[Data excerpts]:
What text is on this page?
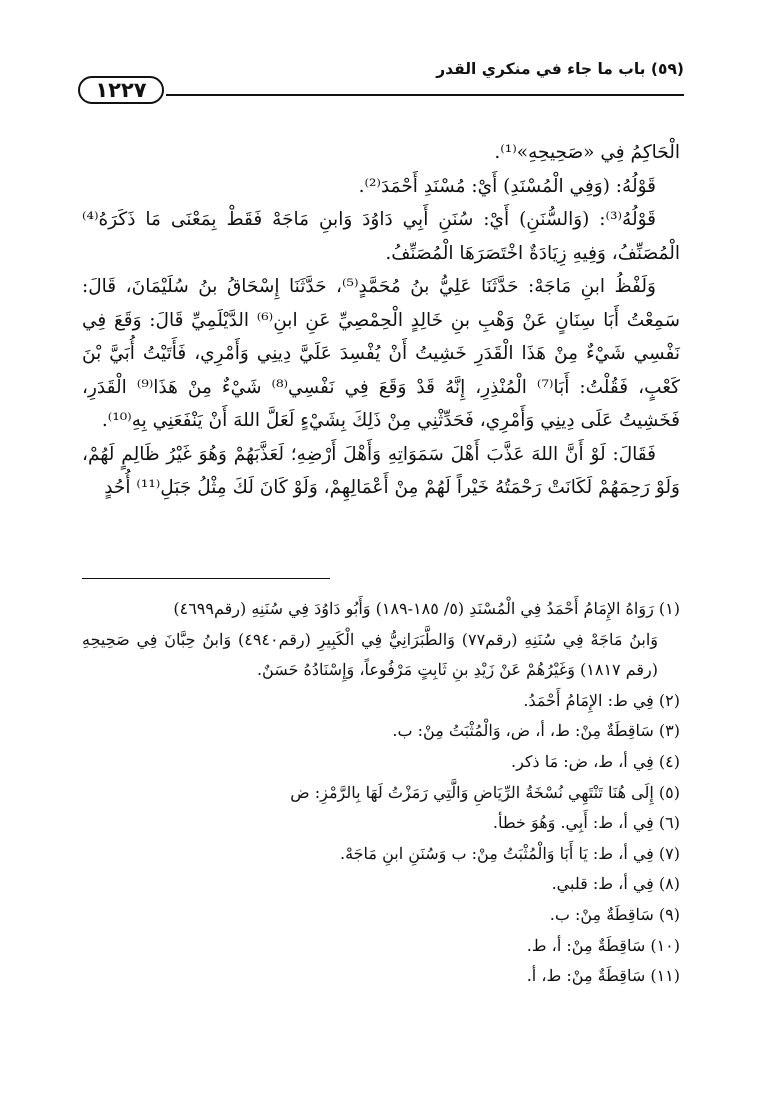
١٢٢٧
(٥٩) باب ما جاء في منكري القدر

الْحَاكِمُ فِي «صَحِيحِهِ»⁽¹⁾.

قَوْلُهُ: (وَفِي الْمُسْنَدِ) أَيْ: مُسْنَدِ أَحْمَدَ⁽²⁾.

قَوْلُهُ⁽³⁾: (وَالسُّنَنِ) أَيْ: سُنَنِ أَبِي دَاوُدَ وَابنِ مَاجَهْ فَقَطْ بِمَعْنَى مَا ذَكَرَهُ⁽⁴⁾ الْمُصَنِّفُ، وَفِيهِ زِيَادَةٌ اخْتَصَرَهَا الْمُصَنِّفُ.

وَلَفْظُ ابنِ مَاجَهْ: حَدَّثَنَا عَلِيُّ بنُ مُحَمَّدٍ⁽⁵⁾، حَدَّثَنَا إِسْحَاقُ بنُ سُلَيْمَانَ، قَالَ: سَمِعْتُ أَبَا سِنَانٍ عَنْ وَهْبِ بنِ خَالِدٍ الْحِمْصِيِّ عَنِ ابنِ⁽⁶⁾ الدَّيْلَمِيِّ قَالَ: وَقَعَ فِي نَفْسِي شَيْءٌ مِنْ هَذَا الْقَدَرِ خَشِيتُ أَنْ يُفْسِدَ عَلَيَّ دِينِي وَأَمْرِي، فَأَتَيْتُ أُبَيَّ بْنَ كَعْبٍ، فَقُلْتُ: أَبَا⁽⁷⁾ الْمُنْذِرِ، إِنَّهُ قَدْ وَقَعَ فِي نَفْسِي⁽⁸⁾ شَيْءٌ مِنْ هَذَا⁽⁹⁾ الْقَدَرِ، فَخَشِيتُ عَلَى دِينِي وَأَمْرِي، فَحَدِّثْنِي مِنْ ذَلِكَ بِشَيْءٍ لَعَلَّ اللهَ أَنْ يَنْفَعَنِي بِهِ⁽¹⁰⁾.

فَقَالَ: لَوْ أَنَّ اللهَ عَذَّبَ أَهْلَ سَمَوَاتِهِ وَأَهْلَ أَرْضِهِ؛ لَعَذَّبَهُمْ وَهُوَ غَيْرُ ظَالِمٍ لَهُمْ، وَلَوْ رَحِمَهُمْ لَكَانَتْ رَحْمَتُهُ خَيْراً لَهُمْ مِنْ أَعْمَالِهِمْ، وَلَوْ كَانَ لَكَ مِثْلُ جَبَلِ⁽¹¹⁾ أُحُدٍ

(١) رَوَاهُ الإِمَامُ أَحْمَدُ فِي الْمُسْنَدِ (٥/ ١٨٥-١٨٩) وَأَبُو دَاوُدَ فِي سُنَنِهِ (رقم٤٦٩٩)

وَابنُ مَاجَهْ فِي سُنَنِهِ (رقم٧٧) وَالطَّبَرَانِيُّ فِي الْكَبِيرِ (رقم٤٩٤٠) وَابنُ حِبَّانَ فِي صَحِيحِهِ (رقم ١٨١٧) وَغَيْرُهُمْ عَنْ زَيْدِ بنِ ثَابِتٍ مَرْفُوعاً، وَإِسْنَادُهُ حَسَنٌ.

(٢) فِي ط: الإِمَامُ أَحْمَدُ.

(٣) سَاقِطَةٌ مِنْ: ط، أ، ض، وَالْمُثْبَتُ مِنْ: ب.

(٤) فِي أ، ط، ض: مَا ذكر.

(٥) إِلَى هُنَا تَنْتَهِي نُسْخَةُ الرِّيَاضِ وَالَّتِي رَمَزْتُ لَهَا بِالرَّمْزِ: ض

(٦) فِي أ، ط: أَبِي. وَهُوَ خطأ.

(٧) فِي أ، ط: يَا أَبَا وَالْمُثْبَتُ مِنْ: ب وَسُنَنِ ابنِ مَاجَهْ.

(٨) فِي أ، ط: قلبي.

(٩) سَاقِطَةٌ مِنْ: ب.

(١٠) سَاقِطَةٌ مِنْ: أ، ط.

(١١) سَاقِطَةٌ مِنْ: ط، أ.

==

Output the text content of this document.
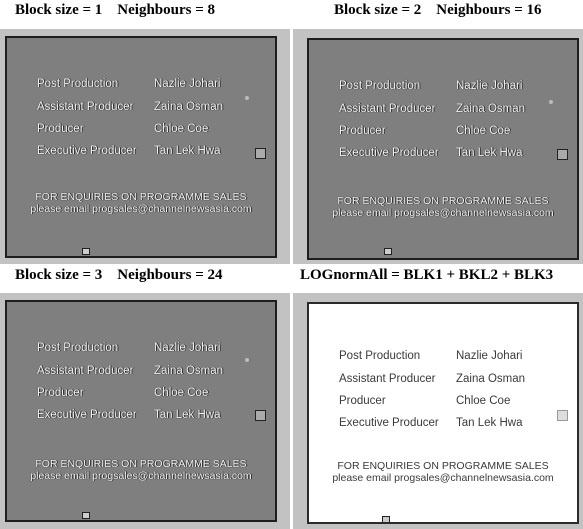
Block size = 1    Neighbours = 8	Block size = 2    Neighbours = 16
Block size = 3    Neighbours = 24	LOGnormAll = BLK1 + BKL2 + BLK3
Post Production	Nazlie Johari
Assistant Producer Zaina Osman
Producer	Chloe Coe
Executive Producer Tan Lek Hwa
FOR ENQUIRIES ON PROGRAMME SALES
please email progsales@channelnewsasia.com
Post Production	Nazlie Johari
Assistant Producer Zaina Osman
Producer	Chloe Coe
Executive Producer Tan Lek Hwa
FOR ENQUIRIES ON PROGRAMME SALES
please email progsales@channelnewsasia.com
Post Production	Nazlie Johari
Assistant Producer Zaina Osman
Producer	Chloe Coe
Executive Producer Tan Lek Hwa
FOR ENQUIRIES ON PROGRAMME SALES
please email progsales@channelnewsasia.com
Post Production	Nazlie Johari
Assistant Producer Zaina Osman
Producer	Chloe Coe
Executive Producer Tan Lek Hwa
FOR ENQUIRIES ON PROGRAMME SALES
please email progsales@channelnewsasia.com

* * *

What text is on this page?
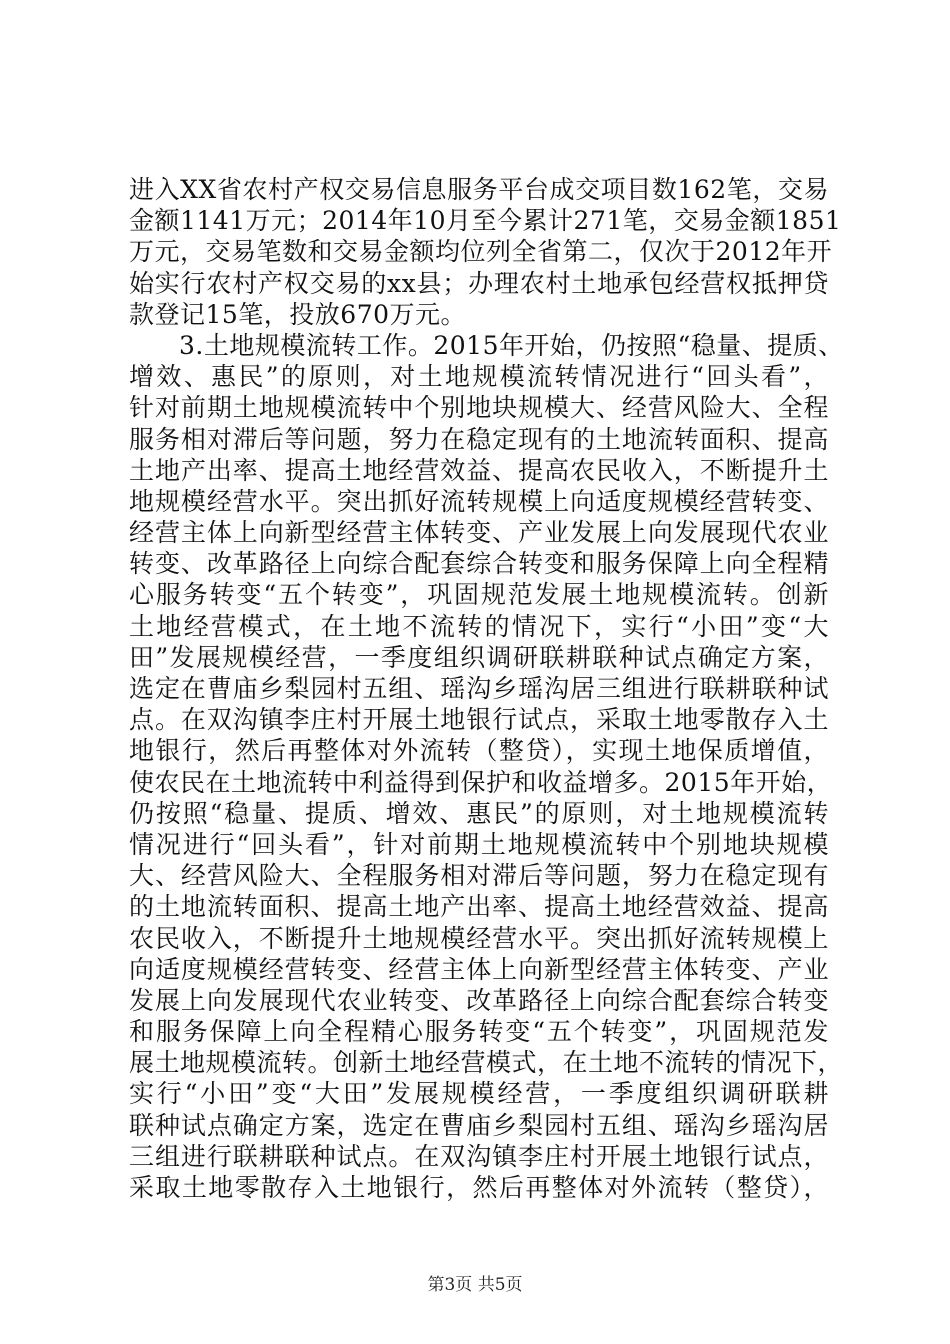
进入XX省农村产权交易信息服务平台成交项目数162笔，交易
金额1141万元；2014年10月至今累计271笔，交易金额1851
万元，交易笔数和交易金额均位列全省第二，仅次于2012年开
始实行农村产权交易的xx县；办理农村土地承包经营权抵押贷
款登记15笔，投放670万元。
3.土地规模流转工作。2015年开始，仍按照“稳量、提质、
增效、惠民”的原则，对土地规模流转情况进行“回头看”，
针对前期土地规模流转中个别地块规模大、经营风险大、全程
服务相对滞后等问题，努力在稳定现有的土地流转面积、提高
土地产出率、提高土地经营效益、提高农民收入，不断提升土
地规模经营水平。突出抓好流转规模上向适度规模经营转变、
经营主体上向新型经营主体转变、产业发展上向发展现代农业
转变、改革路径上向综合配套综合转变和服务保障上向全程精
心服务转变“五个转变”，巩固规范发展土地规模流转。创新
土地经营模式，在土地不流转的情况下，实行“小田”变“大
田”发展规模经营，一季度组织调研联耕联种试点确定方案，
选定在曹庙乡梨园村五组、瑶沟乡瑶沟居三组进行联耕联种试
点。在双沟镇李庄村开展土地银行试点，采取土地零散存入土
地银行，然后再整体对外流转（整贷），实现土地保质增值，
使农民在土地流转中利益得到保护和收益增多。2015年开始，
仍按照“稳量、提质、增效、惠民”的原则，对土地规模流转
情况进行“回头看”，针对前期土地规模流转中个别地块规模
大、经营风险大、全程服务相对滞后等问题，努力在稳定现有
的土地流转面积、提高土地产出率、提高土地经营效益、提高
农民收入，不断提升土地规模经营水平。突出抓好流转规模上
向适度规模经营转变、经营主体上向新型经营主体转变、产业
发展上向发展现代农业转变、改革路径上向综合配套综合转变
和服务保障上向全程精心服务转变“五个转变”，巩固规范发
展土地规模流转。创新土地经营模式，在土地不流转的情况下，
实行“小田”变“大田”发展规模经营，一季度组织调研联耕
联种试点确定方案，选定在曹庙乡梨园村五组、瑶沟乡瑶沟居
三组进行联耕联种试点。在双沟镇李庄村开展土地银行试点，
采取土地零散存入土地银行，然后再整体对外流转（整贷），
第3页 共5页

[Exercise description]:
Pull out all lines containing "提高土地经营效益".

[Output for this task]:
土地产出率、提高土地经营效益、提高农民收入，不断提升土
的土地流转面积、提高土地产出率、提高土地经营效益、提高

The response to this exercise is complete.